REQUIRED WORK: What follows is a listing; give it again exactly, in its entirety.

PROVIDED MATERIAL:
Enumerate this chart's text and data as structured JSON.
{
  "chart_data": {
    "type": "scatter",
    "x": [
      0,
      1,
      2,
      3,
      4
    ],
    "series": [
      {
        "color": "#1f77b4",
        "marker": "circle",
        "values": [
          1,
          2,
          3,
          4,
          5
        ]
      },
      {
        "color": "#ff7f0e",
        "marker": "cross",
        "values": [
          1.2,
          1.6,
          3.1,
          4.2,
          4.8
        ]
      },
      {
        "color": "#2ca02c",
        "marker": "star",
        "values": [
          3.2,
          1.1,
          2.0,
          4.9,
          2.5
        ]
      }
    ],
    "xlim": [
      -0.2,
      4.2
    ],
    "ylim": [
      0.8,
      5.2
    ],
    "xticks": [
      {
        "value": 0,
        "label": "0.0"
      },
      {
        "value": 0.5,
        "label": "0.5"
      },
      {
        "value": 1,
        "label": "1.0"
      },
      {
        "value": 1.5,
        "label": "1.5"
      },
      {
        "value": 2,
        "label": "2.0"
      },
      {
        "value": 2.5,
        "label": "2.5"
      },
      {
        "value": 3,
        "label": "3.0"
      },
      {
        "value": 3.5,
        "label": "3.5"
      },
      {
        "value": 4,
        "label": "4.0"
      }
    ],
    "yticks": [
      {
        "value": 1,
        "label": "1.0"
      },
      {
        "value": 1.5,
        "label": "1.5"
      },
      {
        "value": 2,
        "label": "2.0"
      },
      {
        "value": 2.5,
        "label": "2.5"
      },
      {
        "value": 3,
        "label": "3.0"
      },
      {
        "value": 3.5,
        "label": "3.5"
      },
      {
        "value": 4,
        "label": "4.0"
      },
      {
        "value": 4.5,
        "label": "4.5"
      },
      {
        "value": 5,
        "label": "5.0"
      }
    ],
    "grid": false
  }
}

EXERCISE ANSWER:
Enumerate this chart's text and data as structured JSON.
{
  "chart_data": {
    "type": "scatter",
    "x": [
      0,
      1,
      2,
      3,
      4
    ],
    "series": [
      {
        "color": "#1f77b4",
        "marker": "circle",
        "values": [
          1,
          2,
          3,
          4,
          5
        ]
      },
      {
        "color": "#ff7f0e",
        "marker": "cross",
        "values": [
          1.2,
          1.6,
          3.1,
          4.2,
          4.8
        ]
      },
      {
        "color": "#2ca02c",
        "marker": "star",
        "values": [
          3.2,
          1.1,
          2.0,
          4.9,
          2.5
        ]
      }
    ],
    "xlim": [
      -0.2,
      4.2
    ],
    "ylim": [
      0.8,
      5.2
    ],
    "xticks": [
      {
        "value": 0,
        "label": "0.0"
      },
      {
        "value": 0.5,
        "label": "0.5"
      },
      {
        "value": 1,
        "label": "1.0"
      },
      {
        "value": 1.5,
        "label": "1.5"
      },
      {
        "value": 2,
        "label": "2.0"
      },
      {
        "value": 2.5,
        "label": "2.5"
      },
      {
        "value": 3,
        "label": "3.0"
      },
      {
        "value": 3.5,
        "label": "3.5"
      },
      {
        "value": 4,
        "label": "4.0"
      }
    ],
    "yticks": [
      {
        "value": 1,
        "label": "1.0"
      },
      {
        "value": 1.5,
        "label": "1.5"
      },
      {
        "value": 2,
        "label": "2.0"
      },
      {
        "value": 2.5,
        "label": "2.5"
      },
      {
        "value": 3,
        "label": "3.0"
      },
      {
        "value": 3.5,
        "label": "3.5"
      },
      {
        "value": 4,
        "label": "4.0"
      },
      {
        "value": 4.5,
        "label": "4.5"
      },
      {
        "value": 5,
        "label": "5.0"
      }
    ],
    "grid": false
  }
}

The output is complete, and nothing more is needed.